-- START OF Recorded information --

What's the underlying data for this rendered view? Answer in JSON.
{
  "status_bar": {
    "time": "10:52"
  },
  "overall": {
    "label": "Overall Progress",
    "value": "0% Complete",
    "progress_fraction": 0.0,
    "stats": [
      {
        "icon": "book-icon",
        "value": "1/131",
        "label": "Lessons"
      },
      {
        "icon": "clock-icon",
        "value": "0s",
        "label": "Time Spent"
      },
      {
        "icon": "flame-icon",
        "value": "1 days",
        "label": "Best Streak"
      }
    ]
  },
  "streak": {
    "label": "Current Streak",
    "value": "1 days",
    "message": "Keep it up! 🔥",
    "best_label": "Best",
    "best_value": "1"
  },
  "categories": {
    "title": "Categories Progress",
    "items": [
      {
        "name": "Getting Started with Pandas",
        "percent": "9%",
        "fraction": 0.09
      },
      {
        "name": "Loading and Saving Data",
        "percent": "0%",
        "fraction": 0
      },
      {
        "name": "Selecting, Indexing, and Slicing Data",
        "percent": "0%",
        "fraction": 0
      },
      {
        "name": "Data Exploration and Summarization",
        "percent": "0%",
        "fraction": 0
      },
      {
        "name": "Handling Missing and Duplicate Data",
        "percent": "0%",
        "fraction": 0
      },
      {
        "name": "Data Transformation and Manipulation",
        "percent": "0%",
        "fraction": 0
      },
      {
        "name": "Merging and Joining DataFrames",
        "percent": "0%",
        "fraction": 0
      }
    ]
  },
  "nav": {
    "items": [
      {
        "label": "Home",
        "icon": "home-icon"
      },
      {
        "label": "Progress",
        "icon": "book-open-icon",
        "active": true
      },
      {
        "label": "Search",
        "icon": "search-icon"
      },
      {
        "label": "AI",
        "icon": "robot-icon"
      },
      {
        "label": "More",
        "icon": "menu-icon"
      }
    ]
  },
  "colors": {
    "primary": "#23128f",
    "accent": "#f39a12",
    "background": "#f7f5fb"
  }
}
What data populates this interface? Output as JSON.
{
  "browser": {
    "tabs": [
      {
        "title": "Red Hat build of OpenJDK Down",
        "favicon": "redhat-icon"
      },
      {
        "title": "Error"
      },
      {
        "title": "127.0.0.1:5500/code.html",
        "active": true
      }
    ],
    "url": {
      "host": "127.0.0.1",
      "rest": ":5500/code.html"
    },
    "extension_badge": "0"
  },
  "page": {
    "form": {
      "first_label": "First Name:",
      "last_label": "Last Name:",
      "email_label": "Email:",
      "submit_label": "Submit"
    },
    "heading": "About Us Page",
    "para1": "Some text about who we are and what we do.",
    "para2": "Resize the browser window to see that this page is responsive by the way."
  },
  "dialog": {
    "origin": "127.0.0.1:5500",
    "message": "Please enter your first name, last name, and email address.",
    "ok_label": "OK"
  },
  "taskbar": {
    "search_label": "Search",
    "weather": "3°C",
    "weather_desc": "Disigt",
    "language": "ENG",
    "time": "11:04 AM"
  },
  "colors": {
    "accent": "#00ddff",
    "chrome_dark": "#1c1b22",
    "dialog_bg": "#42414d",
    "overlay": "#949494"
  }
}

-- END OF Recorded information --

**To be done**: Nothing but the lines from the one with "What data populates" through the end of the data above should be repeated, each exactly as it stands.

**The completed task**:
What data populates this interface? Output as JSON.
{
  "browser": {
    "tabs": [
      {
        "title": "Red Hat build of OpenJDK Down",
        "favicon": "redhat-icon"
      },
      {
        "title": "Error"
      },
      {
        "title": "127.0.0.1:5500/code.html",
        "active": true
      }
    ],
    "url": {
      "host": "127.0.0.1",
      "rest": ":5500/code.html"
    },
    "extension_badge": "0"
  },
  "page": {
    "form": {
      "first_label": "First Name:",
      "last_label": "Last Name:",
      "email_label": "Email:",
      "submit_label": "Submit"
    },
    "heading": "About Us Page",
    "para1": "Some text about who we are and what we do.",
    "para2": "Resize the browser window to see that this page is responsive by the way."
  },
  "dialog": {
    "origin": "127.0.0.1:5500",
    "message": "Please enter your first name, last name, and email address.",
    "ok_label": "OK"
  },
  "taskbar": {
    "search_label": "Search",
    "weather": "3°C",
    "weather_desc": "Disigt",
    "language": "ENG",
    "time": "11:04 AM"
  },
  "colors": {
    "accent": "#00ddff",
    "chrome_dark": "#1c1b22",
    "dialog_bg": "#42414d",
    "overlay": "#949494"
  }
}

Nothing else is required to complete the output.